(YOUR INSTRUCTIONS):
Find the string "Solar" in the data, then copy every line where it is found.

(DATA EXTRACT):
═══
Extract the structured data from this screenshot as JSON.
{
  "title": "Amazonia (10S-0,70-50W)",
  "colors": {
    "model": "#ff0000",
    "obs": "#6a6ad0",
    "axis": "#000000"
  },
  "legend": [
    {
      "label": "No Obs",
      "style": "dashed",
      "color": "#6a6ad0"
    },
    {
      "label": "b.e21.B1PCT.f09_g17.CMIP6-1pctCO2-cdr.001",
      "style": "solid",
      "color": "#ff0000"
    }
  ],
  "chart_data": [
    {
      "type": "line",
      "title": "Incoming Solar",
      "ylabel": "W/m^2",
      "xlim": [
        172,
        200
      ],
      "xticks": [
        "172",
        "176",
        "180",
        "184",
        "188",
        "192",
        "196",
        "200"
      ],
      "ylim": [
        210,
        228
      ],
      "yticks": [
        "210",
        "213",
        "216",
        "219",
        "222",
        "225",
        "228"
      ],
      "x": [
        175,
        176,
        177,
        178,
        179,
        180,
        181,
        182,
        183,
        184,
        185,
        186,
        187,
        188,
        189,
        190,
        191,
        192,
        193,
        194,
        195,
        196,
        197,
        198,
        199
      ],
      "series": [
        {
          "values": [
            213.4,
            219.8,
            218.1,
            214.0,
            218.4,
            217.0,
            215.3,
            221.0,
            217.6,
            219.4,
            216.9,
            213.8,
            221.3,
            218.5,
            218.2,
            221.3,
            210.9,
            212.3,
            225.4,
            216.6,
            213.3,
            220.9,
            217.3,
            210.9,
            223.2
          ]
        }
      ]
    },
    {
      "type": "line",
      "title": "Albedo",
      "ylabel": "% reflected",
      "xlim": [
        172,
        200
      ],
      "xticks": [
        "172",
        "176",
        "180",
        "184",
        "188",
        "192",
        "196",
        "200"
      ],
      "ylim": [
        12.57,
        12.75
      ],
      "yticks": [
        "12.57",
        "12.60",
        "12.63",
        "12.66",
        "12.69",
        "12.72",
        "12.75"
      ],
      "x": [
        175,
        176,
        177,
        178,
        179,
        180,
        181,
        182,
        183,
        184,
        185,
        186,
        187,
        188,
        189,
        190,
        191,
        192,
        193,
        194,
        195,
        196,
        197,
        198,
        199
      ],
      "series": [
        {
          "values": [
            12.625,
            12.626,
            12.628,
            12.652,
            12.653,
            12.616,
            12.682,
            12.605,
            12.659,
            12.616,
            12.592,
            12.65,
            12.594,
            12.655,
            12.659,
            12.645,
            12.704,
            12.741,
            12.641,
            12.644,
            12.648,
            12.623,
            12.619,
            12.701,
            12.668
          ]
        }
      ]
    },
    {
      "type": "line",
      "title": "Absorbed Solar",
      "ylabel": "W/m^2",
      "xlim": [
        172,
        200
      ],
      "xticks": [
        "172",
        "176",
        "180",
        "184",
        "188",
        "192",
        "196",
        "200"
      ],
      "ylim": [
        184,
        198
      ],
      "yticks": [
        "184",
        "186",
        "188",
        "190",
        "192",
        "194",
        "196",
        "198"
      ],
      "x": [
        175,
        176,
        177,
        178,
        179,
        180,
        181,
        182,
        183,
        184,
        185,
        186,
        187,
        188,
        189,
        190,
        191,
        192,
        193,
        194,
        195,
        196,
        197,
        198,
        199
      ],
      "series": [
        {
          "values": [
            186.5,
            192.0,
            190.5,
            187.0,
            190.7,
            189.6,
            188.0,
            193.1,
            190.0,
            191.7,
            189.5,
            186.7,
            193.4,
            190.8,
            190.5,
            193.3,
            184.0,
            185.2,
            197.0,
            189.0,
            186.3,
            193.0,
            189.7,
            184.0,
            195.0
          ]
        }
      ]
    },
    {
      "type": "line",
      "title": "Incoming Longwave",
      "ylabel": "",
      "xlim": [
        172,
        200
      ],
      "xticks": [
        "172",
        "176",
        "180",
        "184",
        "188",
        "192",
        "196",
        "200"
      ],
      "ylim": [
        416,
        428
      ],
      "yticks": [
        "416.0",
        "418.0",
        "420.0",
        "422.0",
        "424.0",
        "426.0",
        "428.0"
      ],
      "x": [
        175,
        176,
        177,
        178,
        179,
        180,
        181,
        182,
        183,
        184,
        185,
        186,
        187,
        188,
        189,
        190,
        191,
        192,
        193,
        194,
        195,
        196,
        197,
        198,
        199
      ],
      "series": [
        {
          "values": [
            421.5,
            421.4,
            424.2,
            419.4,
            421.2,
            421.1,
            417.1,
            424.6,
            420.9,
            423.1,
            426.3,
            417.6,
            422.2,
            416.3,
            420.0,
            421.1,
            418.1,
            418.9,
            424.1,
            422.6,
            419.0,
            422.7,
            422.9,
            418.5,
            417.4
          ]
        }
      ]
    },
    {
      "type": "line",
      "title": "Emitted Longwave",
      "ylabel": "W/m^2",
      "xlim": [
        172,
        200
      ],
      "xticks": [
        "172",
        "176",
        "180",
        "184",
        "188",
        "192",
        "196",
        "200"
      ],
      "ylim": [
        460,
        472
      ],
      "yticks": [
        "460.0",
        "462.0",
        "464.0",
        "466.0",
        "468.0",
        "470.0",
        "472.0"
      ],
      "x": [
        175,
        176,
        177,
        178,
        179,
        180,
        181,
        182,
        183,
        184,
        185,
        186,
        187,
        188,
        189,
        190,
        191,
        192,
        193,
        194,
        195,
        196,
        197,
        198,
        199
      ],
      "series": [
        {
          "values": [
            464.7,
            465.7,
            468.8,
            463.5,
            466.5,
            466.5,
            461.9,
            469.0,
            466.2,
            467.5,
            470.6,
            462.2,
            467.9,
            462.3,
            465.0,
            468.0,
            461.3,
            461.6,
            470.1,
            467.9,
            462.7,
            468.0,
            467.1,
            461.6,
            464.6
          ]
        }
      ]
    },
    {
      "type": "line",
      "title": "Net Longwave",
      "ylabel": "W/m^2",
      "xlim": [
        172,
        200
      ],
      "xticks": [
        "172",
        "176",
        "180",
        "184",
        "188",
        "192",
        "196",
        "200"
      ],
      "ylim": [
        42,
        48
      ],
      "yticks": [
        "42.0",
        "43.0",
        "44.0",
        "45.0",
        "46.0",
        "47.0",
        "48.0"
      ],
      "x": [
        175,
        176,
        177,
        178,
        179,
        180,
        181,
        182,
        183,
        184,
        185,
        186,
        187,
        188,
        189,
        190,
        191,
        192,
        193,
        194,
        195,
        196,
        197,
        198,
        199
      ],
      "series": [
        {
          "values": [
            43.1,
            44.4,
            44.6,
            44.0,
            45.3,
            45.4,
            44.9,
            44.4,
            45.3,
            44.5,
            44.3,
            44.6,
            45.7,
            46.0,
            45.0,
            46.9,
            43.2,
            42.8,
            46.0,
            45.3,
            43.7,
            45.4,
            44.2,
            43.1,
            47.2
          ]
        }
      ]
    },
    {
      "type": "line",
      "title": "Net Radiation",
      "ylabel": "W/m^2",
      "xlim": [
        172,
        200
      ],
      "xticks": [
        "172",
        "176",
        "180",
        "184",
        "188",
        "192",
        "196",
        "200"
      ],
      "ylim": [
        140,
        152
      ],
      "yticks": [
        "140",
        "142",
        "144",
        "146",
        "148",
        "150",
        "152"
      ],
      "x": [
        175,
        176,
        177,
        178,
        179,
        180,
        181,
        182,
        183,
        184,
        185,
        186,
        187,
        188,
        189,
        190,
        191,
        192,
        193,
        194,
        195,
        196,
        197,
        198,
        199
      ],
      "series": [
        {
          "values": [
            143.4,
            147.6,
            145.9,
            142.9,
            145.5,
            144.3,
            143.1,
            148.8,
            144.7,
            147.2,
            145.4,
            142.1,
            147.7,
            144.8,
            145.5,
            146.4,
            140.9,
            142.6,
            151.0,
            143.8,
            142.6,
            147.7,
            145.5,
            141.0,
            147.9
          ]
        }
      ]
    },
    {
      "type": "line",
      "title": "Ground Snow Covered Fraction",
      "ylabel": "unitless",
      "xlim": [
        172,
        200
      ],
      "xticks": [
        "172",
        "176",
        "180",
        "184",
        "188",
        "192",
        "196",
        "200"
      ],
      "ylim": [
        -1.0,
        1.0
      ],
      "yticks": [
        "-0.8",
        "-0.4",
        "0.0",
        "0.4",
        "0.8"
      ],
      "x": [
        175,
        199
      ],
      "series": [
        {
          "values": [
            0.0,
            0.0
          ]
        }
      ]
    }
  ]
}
═══
(RESULT OF THE TASK):
      "title": "Incoming Solar",
      "title": "Absorbed Solar",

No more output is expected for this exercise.